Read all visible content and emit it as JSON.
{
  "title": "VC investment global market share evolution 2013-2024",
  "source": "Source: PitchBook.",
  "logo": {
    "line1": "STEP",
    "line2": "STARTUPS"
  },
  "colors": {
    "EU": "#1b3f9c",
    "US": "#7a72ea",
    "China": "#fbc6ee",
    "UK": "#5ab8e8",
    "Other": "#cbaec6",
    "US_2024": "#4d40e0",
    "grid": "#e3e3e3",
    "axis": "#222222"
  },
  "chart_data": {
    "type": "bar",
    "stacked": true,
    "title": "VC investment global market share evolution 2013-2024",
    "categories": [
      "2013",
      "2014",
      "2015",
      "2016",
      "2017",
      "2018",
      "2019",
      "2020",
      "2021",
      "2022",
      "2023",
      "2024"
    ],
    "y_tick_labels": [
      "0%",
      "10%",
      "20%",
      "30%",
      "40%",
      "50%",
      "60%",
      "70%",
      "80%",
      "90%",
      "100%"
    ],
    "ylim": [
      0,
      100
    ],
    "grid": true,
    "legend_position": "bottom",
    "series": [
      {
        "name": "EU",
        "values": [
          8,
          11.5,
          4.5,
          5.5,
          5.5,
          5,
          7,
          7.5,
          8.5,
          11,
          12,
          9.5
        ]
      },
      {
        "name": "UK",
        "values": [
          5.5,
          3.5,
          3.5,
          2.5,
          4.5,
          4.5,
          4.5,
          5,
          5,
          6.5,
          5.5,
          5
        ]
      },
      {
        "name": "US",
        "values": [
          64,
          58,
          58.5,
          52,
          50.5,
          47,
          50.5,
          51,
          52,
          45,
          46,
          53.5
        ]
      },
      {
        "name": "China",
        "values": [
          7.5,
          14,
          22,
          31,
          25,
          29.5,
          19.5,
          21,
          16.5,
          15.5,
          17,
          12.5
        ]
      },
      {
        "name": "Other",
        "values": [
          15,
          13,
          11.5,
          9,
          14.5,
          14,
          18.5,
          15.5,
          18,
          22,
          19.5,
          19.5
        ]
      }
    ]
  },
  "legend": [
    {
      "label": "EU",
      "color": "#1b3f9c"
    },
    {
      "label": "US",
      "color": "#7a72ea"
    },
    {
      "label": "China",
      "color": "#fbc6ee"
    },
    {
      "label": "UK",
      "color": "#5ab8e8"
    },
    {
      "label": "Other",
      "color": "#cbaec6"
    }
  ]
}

====

■ **PROBLEM TO SOLVE**:
Make an exact copy of all the data.

■ **EXERCISE RESULT**:
Read all visible content and emit it as JSON.
{
  "title": "VC investment global market share evolution 2013-2024",
  "source": "Source: PitchBook.",
  "logo": {
    "line1": "STEP",
    "line2": "STARTUPS"
  },
  "colors": {
    "EU": "#1b3f9c",
    "US": "#7a72ea",
    "China": "#fbc6ee",
    "UK": "#5ab8e8",
    "Other": "#cbaec6",
    "US_2024": "#4d40e0",
    "grid": "#e3e3e3",
    "axis": "#222222"
  },
  "chart_data": {
    "type": "bar",
    "stacked": true,
    "title": "VC investment global market share evolution 2013-2024",
    "categories": [
      "2013",
      "2014",
      "2015",
      "2016",
      "2017",
      "2018",
      "2019",
      "2020",
      "2021",
      "2022",
      "2023",
      "2024"
    ],
    "y_tick_labels": [
      "0%",
      "10%",
      "20%",
      "30%",
      "40%",
      "50%",
      "60%",
      "70%",
      "80%",
      "90%",
      "100%"
    ],
    "ylim": [
      0,
      100
    ],
    "grid": true,
    "legend_position": "bottom",
    "series": [
      {
        "name": "EU",
        "values": [
          8,
          11.5,
          4.5,
          5.5,
          5.5,
          5,
          7,
          7.5,
          8.5,
          11,
          12,
          9.5
        ]
      },
      {
        "name": "UK",
        "values": [
          5.5,
          3.5,
          3.5,
          2.5,
          4.5,
          4.5,
          4.5,
          5,
          5,
          6.5,
          5.5,
          5
        ]
      },
      {
        "name": "US",
        "values": [
          64,
          58,
          58.5,
          52,
          50.5,
          47,
          50.5,
          51,
          52,
          45,
          46,
          53.5
        ]
      },
      {
        "name": "China",
        "values": [
          7.5,
          14,
          22,
          31,
          25,
          29.5,
          19.5,
          21,
          16.5,
          15.5,
          17,
          12.5
        ]
      },
      {
        "name": "Other",
        "values": [
          15,
          13,
          11.5,
          9,
          14.5,
          14,
          18.5,
          15.5,
          18,
          22,
          19.5,
          19.5
        ]
      }
    ]
  },
  "legend": [
    {
      "label": "EU",
      "color": "#1b3f9c"
    },
    {
      "label": "US",
      "color": "#7a72ea"
    },
    {
      "label": "China",
      "color": "#fbc6ee"
    },
    {
      "label": "UK",
      "color": "#5ab8e8"
    },
    {
      "label": "Other",
      "color": "#cbaec6"
    }
  ]
}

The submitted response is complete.